Begin RECORD SET

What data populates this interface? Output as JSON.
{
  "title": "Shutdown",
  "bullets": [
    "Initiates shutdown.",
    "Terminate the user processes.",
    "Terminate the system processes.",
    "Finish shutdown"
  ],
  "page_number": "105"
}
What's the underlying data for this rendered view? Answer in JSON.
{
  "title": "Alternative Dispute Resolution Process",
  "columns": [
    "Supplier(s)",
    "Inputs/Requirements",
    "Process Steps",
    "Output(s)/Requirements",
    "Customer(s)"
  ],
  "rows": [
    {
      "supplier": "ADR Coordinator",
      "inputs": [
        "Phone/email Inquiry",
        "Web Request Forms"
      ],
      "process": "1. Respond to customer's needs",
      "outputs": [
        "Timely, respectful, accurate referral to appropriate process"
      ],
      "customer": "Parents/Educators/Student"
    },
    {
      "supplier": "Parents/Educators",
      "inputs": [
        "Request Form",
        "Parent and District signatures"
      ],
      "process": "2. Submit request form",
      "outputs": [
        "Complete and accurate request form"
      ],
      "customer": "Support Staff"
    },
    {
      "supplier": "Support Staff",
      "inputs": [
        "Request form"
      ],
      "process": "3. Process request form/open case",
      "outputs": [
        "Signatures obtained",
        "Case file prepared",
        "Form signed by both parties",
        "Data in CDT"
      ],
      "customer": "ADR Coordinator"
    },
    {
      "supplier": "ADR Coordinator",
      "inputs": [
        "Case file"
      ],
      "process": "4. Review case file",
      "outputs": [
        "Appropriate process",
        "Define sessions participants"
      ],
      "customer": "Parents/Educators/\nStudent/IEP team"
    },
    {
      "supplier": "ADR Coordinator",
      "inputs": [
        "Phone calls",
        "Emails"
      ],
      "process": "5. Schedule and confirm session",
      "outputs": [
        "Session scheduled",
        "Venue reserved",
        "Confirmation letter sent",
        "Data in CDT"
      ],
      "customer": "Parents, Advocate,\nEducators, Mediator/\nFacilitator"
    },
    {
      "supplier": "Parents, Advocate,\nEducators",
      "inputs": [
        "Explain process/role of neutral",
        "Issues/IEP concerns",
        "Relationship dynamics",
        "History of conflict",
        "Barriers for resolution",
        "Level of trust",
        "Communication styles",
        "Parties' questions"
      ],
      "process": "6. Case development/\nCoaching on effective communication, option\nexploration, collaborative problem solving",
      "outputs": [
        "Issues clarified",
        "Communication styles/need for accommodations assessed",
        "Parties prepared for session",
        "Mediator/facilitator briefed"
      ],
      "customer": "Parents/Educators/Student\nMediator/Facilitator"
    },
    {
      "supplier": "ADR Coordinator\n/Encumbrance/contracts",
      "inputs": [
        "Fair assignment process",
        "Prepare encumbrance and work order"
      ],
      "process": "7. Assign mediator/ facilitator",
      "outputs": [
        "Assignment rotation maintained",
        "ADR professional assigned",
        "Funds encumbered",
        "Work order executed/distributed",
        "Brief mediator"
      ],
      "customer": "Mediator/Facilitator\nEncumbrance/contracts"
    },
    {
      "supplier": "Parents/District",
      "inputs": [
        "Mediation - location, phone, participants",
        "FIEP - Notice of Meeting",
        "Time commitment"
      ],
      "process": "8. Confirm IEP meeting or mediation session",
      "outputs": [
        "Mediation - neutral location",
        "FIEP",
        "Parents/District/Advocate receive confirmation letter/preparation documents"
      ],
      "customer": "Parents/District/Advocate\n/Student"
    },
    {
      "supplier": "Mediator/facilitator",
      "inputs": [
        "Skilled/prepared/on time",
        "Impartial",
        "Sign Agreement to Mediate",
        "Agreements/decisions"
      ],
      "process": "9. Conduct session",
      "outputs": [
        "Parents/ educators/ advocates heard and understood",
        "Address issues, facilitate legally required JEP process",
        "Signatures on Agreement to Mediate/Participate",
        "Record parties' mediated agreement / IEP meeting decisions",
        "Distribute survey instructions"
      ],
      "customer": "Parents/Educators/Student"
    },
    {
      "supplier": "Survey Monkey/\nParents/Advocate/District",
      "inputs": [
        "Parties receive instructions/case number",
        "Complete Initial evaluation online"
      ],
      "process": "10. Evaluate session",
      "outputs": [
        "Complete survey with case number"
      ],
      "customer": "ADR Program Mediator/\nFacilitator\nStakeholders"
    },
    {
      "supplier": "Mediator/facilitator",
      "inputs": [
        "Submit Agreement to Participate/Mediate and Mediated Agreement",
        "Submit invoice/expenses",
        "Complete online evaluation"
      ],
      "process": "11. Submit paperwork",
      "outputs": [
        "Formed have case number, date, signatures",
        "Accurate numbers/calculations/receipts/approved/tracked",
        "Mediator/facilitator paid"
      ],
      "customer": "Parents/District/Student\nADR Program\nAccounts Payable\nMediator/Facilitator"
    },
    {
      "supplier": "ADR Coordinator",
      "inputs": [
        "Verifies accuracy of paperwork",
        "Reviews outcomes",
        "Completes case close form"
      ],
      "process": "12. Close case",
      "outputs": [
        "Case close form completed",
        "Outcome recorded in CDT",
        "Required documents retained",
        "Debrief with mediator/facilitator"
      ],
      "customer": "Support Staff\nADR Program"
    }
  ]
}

End RECORD SET

YOUR TASK:
Copy the data above exactly. Every line must be included.

RESULT OF THIS TASK:
What data populates this interface? Output as JSON.
{
  "title": "Shutdown",
  "bullets": [
    "Initiates shutdown.",
    "Terminate the user processes.",
    "Terminate the system processes.",
    "Finish shutdown"
  ],
  "page_number": "105"
}
What's the underlying data for this rendered view? Answer in JSON.
{
  "title": "Alternative Dispute Resolution Process",
  "columns": [
    "Supplier(s)",
    "Inputs/Requirements",
    "Process Steps",
    "Output(s)/Requirements",
    "Customer(s)"
  ],
  "rows": [
    {
      "supplier": "ADR Coordinator",
      "inputs": [
        "Phone/email Inquiry",
        "Web Request Forms"
      ],
      "process": "1. Respond to customer's needs",
      "outputs": [
        "Timely, respectful, accurate referral to appropriate process"
      ],
      "customer": "Parents/Educators/Student"
    },
    {
      "supplier": "Parents/Educators",
      "inputs": [
        "Request Form",
        "Parent and District signatures"
      ],
      "process": "2. Submit request form",
      "outputs": [
        "Complete and accurate request form"
      ],
      "customer": "Support Staff"
    },
    {
      "supplier": "Support Staff",
      "inputs": [
        "Request form"
      ],
      "process": "3. Process request form/open case",
      "outputs": [
        "Signatures obtained",
        "Case file prepared",
        "Form signed by both parties",
        "Data in CDT"
      ],
      "customer": "ADR Coordinator"
    },
    {
      "supplier": "ADR Coordinator",
      "inputs": [
        "Case file"
      ],
      "process": "4. Review case file",
      "outputs": [
        "Appropriate process",
        "Define sessions participants"
      ],
      "customer": "Parents/Educators/\nStudent/IEP team"
    },
    {
      "supplier": "ADR Coordinator",
      "inputs": [
        "Phone calls",
        "Emails"
      ],
      "process": "5. Schedule and confirm session",
      "outputs": [
        "Session scheduled",
        "Venue reserved",
        "Confirmation letter sent",
        "Data in CDT"
      ],
      "customer": "Parents, Advocate,\nEducators, Mediator/\nFacilitator"
    },
    {
      "supplier": "Parents, Advocate,\nEducators",
      "inputs": [
        "Explain process/role of neutral",
        "Issues/IEP concerns",
        "Relationship dynamics",
        "History of conflict",
        "Barriers for resolution",
        "Level of trust",
        "Communication styles",
        "Parties' questions"
      ],
      "process": "6. Case development/\nCoaching on effective communication, option\nexploration, collaborative problem solving",
      "outputs": [
        "Issues clarified",
        "Communication styles/need for accommodations assessed",
        "Parties prepared for session",
        "Mediator/facilitator briefed"
      ],
      "customer": "Parents/Educators/Student\nMediator/Facilitator"
    },
    {
      "supplier": "ADR Coordinator\n/Encumbrance/contracts",
      "inputs": [
        "Fair assignment process",
        "Prepare encumbrance and work order"
      ],
      "process": "7. Assign mediator/ facilitator",
      "outputs": [
        "Assignment rotation maintained",
        "ADR professional assigned",
        "Funds encumbered",
        "Work order executed/distributed",
        "Brief mediator"
      ],
      "customer": "Mediator/Facilitator\nEncumbrance/contracts"
    },
    {
      "supplier": "Parents/District",
      "inputs": [
        "Mediation - location, phone, participants",
        "FIEP - Notice of Meeting",
        "Time commitment"
      ],
      "process": "8. Confirm IEP meeting or mediation session",
      "outputs": [
        "Mediation - neutral location",
        "FIEP",
        "Parents/District/Advocate receive confirmation letter/preparation documents"
      ],
      "customer": "Parents/District/Advocate\n/Student"
    },
    {
      "supplier": "Mediator/facilitator",
      "inputs": [
        "Skilled/prepared/on time",
        "Impartial",
        "Sign Agreement to Mediate",
        "Agreements/decisions"
      ],
      "process": "9. Conduct session",
      "outputs": [
        "Parents/ educators/ advocates heard and understood",
        "Address issues, facilitate legally required JEP process",
        "Signatures on Agreement to Mediate/Participate",
        "Record parties' mediated agreement / IEP meeting decisions",
        "Distribute survey instructions"
      ],
      "customer": "Parents/Educators/Student"
    },
    {
      "supplier": "Survey Monkey/\nParents/Advocate/District",
      "inputs": [
        "Parties receive instructions/case number",
        "Complete Initial evaluation online"
      ],
      "process": "10. Evaluate session",
      "outputs": [
        "Complete survey with case number"
      ],
      "customer": "ADR Program Mediator/\nFacilitator\nStakeholders"
    },
    {
      "supplier": "Mediator/facilitator",
      "inputs": [
        "Submit Agreement to Participate/Mediate and Mediated Agreement",
        "Submit invoice/expenses",
        "Complete online evaluation"
      ],
      "process": "11. Submit paperwork",
      "outputs": [
        "Formed have case number, date, signatures",
        "Accurate numbers/calculations/receipts/approved/tracked",
        "Mediator/facilitator paid"
      ],
      "customer": "Parents/District/Student\nADR Program\nAccounts Payable\nMediator/Facilitator"
    },
    {
      "supplier": "ADR Coordinator",
      "inputs": [
        "Verifies accuracy of paperwork",
        "Reviews outcomes",
        "Completes case close form"
      ],
      "process": "12. Close case",
      "outputs": [
        "Case close form completed",
        "Outcome recorded in CDT",
        "Required documents retained",
        "Debrief with mediator/facilitator"
      ],
      "customer": "Support Staff\nADR Program"
    }
  ]
}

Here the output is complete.